** BEGIN **
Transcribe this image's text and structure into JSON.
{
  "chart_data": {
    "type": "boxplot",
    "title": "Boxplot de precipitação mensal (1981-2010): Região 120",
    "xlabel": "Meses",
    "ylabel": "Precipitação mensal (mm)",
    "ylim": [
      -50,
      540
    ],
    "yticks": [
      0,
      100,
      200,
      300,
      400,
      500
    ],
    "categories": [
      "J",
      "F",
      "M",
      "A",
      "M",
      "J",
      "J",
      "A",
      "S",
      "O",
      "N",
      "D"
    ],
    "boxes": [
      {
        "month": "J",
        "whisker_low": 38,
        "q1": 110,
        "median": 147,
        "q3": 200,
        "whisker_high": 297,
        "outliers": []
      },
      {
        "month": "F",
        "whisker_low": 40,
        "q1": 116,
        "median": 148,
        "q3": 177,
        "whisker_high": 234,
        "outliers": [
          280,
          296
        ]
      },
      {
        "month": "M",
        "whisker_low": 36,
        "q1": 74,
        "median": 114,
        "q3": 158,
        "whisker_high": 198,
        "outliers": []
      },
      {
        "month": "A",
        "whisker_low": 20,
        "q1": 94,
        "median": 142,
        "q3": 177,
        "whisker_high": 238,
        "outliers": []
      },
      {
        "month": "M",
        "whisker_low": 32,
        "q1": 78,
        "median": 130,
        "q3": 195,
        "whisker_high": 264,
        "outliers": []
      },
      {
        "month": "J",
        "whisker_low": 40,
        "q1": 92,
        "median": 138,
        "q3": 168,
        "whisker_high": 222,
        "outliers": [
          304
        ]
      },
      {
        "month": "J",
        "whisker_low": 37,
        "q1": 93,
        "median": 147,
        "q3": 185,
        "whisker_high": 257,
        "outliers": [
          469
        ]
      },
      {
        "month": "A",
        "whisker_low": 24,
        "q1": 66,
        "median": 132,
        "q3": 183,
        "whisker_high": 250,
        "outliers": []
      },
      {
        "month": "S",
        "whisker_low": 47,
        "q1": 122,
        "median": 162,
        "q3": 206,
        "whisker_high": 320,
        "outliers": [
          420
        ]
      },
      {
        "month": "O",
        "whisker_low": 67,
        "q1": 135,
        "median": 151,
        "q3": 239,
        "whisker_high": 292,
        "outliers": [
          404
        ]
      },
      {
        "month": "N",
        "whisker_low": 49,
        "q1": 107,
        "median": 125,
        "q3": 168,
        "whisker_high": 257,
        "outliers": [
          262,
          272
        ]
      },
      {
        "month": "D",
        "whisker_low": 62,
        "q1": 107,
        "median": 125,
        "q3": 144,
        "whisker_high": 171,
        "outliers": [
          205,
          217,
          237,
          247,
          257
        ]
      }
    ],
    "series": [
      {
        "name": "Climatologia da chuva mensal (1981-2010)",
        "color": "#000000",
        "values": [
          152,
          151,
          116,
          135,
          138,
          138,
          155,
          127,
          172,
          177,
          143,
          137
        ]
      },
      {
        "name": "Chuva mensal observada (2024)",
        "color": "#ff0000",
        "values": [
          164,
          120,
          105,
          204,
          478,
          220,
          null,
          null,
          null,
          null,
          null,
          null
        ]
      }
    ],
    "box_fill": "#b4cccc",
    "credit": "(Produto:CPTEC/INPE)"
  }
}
** END **
TASK STATEMENT: Give only the number of lines in the entries above that hold the string "mensal".

RESULT OF THE TASK: 4